Given problem: Return the material word for word. Do not include the pictures.

Information provided:
[START]
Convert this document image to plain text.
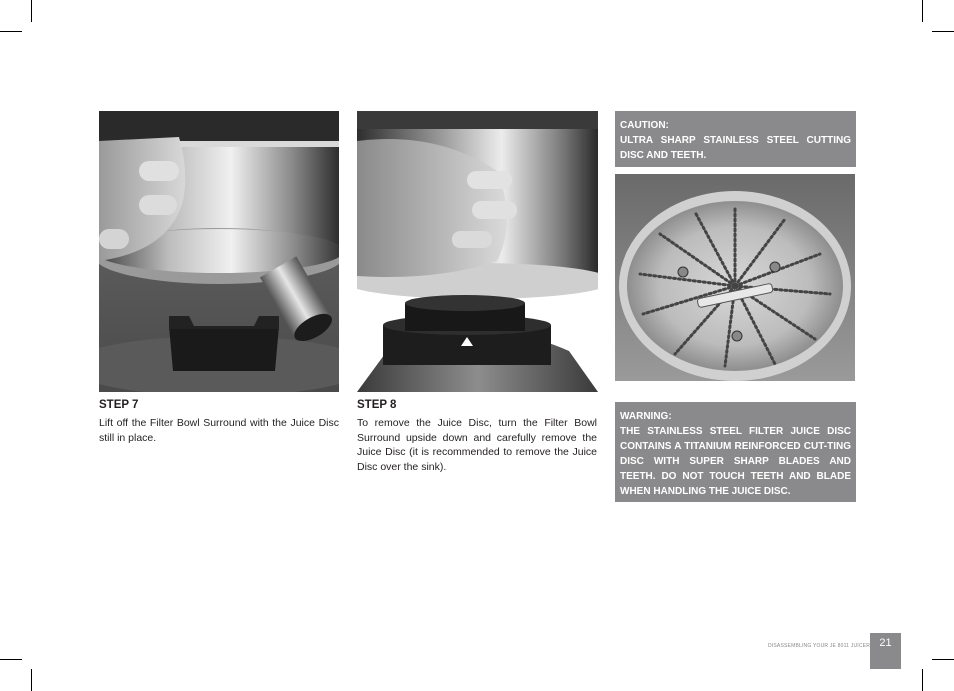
STEP 7
Lift off the Filter Bowl Surround with the Juice Disc still in place.
STEP 8
To remove the Juice Disc, turn the Filter Bowl Surround upside down and carefully remove the Juice Disc (it is recommended to remove the Juice Disc over the sink).
CAUTION:
ULTRA SHARP STAINLESS STEEL CUTTING DISC AND TEETH.
WARNING:
THE STAINLESS STEEL FILTER JUICE DISC CONTAINS A TITANIUM REINFORCED CUT-TING DISC WITH SUPER SHARP BLADES AND TEETH. DO NOT TOUCH TEETH AND BLADE WHEN HANDLING THE JUICE DISC.
DISASSEMBLING YOUR JE 8011 JUICER 21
[END]
Solution below:
Convert this document image to plain text.
STEP 7
Lift off the Filter Bowl Surround with the Juice Disc still in place.
STEP 8
To remove the Juice Disc, turn the Filter Bowl Surround upside down and carefully remove the Juice Disc (it is recommended to remove the Juice Disc over the sink).
CAUTION:
ULTRA SHARP STAINLESS STEEL CUTTING DISC AND TEETH.
WARNING:
THE STAINLESS STEEL FILTER JUICE DISC CONTAINS A TITANIUM REINFORCED CUT-TING DISC WITH SUPER SHARP BLADES AND TEETH. DO NOT TOUCH TEETH AND BLADE WHEN HANDLING THE JUICE DISC.
DISASSEMBLING YOUR JE 8011 JUICER 21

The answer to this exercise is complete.